Problem details →
Copy out each line that mentions the word "into".

Task data →
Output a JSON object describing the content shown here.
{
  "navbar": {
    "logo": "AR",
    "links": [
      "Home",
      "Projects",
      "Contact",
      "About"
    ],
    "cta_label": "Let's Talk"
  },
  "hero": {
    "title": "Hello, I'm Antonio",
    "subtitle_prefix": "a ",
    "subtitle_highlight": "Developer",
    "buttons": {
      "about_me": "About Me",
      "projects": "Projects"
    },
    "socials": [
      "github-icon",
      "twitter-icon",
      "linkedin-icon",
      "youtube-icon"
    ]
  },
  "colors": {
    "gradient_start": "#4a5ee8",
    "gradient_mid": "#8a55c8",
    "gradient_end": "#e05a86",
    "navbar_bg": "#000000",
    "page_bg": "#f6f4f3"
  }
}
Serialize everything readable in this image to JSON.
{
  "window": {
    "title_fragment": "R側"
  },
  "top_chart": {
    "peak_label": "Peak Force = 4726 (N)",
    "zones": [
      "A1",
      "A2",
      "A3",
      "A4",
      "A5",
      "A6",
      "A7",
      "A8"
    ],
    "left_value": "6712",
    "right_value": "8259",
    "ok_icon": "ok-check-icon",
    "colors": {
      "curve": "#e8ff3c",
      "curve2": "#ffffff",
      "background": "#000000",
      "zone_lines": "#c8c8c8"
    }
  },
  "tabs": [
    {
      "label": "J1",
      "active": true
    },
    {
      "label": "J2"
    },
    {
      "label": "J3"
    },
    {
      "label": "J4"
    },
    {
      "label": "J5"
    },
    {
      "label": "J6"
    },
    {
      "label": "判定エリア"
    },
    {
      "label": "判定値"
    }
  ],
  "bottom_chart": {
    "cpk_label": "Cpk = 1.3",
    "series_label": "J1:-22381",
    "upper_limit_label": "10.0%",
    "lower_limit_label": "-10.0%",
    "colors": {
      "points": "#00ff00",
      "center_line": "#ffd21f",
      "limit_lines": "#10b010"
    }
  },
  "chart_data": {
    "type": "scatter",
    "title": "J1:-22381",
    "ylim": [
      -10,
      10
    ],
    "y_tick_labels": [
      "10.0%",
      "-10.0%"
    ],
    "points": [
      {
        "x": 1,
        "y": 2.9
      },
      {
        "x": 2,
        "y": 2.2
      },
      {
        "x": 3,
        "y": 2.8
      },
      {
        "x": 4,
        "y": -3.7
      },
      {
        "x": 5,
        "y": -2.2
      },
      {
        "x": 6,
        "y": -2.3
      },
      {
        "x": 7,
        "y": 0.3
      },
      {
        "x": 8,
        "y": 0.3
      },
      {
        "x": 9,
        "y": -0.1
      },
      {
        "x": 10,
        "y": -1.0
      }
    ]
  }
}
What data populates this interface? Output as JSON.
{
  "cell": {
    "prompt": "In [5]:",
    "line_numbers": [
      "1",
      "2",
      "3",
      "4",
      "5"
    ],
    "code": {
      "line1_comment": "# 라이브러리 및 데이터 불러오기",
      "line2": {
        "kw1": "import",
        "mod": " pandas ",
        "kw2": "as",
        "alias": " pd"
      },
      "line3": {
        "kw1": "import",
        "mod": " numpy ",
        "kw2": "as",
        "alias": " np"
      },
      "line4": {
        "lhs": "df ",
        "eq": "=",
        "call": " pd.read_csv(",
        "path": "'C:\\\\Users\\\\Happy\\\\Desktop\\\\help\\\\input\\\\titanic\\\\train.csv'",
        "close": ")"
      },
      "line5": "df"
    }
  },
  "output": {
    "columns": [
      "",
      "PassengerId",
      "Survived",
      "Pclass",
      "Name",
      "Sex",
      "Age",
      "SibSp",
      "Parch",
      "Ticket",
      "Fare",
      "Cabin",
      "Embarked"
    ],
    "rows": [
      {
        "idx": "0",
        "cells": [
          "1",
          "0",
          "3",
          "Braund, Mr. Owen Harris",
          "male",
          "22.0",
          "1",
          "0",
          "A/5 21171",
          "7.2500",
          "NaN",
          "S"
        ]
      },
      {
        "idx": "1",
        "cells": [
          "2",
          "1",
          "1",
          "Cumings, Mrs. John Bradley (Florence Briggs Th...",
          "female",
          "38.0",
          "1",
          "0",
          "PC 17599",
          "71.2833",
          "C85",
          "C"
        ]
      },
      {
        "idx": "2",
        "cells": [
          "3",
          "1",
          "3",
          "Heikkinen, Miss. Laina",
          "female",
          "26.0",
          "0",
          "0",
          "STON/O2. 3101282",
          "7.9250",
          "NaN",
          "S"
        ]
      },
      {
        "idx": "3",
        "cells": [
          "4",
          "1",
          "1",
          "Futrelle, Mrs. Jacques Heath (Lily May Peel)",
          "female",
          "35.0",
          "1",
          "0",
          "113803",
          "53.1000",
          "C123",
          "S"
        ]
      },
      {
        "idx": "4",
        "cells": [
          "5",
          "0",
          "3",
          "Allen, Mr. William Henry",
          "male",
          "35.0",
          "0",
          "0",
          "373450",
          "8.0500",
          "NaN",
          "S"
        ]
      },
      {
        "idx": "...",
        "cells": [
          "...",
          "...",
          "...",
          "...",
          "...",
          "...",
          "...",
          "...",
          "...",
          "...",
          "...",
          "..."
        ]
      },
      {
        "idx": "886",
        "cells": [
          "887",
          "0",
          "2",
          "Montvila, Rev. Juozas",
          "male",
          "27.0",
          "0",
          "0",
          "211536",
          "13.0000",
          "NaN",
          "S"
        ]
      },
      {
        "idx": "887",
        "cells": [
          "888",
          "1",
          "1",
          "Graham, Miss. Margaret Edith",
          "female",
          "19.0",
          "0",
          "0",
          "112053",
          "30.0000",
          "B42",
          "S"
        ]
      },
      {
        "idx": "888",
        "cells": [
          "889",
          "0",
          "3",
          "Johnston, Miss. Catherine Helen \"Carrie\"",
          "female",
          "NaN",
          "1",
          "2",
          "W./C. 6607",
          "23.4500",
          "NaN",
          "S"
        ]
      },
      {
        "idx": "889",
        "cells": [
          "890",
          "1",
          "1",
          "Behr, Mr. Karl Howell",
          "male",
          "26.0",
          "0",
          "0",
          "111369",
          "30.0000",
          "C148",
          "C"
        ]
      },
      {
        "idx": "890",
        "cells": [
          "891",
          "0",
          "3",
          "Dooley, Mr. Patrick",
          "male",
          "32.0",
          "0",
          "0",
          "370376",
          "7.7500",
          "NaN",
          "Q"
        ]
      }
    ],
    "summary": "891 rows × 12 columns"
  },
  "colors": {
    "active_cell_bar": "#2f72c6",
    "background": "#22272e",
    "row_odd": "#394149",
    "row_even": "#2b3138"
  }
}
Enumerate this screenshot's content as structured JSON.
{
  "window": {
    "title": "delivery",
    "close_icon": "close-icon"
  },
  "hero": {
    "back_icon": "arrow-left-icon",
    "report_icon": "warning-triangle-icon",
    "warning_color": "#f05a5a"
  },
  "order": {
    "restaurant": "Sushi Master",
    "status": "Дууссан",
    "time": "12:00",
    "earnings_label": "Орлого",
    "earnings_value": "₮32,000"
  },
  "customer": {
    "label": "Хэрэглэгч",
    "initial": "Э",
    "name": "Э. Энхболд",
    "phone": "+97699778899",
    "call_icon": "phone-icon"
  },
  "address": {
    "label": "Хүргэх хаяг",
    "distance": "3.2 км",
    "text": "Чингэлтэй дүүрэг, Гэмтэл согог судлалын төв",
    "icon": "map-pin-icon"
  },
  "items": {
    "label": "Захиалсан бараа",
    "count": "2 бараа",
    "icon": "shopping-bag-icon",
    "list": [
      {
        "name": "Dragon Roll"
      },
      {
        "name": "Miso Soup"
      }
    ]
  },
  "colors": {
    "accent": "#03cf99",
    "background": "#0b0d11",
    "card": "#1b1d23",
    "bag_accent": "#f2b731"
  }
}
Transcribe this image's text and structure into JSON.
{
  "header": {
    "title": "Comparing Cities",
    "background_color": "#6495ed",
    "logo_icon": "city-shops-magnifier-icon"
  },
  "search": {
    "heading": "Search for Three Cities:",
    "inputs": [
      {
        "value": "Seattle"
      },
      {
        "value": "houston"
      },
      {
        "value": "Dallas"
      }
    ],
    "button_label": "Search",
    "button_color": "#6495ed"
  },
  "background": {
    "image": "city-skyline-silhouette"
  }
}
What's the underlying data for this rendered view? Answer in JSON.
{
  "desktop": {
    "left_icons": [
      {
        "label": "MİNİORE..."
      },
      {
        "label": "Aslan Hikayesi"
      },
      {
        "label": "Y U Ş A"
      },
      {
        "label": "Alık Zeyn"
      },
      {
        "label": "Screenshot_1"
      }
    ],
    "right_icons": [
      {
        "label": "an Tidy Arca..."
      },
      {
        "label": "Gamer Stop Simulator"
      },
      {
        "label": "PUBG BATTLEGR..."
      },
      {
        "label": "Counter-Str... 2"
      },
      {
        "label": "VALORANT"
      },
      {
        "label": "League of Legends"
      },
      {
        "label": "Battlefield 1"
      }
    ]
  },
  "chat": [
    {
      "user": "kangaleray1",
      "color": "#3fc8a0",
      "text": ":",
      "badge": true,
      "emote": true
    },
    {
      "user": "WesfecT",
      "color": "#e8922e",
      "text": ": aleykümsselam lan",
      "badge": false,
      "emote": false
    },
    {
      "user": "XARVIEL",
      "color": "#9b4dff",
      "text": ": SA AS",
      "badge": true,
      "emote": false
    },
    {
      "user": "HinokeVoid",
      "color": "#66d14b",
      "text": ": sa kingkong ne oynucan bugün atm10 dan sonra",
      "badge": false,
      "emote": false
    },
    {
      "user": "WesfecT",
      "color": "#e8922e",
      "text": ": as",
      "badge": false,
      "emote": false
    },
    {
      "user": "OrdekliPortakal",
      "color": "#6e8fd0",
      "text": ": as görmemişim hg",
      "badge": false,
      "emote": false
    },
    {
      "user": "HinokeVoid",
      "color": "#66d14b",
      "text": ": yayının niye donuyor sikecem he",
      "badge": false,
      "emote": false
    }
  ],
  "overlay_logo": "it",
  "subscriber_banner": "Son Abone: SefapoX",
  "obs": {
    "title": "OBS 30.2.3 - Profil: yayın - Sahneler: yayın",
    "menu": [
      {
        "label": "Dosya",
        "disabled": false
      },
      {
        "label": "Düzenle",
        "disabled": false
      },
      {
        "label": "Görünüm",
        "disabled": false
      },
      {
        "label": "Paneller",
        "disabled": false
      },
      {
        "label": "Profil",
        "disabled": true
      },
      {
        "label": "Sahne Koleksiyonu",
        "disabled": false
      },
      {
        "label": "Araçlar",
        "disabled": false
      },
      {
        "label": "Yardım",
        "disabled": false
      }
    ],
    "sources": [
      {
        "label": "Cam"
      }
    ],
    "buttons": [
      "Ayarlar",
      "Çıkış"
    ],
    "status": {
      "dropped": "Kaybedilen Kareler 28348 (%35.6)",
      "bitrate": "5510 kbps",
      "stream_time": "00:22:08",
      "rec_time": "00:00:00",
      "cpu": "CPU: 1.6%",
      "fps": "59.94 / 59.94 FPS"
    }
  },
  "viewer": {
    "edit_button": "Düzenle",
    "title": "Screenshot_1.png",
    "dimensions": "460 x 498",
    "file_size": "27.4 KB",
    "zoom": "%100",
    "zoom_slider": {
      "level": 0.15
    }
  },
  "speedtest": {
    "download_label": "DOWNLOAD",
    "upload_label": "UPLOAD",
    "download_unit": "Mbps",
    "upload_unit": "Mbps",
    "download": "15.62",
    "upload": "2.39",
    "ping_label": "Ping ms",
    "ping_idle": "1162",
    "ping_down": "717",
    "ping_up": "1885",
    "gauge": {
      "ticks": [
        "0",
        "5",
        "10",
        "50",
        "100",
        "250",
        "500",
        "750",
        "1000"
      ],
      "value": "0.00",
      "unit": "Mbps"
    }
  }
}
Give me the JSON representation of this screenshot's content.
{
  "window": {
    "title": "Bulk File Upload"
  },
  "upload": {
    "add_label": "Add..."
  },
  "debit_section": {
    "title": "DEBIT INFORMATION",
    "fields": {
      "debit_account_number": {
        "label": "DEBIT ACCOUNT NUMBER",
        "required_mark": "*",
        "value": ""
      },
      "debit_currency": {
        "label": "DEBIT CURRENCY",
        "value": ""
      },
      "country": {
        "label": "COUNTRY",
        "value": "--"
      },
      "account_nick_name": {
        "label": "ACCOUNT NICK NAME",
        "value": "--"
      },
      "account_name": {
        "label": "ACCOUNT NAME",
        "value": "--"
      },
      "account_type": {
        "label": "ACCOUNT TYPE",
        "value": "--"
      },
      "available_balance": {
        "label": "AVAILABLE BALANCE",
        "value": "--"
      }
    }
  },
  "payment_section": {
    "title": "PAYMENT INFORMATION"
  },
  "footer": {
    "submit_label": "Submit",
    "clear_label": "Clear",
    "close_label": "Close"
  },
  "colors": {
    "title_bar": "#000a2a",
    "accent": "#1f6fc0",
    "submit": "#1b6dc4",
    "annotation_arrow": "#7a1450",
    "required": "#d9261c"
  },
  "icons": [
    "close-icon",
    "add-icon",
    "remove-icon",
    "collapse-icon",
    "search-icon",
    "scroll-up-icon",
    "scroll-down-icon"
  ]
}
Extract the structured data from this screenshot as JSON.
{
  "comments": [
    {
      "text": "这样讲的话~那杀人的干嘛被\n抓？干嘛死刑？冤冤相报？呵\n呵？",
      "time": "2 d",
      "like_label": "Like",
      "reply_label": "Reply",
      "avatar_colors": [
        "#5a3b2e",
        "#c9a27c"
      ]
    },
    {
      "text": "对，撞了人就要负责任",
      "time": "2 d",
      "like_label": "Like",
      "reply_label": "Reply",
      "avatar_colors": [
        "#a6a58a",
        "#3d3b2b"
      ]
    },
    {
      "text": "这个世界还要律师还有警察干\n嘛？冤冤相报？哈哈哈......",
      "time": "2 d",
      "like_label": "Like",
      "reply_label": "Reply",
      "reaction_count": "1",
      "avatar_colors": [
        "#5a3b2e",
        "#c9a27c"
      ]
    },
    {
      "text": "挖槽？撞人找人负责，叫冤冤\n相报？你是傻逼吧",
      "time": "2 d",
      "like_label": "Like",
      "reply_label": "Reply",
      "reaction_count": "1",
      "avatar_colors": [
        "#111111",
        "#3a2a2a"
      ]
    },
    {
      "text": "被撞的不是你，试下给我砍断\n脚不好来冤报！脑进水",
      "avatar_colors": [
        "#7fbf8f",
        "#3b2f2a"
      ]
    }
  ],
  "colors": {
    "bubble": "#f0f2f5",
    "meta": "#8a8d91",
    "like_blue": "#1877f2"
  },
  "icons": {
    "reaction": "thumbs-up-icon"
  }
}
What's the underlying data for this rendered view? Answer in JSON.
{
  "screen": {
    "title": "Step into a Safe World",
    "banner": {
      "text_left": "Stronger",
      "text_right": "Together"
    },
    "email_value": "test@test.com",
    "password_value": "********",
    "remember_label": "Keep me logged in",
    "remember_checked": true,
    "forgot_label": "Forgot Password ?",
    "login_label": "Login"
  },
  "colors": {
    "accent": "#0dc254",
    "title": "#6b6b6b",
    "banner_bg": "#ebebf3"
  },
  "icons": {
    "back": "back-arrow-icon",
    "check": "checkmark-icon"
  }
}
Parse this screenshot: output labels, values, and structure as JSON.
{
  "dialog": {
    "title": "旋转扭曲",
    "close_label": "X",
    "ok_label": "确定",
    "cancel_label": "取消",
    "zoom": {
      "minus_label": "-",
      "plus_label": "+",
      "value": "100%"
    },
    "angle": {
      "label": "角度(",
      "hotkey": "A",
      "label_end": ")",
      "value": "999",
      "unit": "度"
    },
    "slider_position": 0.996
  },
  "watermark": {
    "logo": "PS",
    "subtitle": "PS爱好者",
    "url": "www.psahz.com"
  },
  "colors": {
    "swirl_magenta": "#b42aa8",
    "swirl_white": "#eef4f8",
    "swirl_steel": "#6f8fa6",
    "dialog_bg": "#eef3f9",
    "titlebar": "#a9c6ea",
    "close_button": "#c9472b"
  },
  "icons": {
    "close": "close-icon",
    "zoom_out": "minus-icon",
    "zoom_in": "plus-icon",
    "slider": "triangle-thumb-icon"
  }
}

Result of the task →
Transcribe this image's text and structure into JSON.
    "title": "Step into a Safe World",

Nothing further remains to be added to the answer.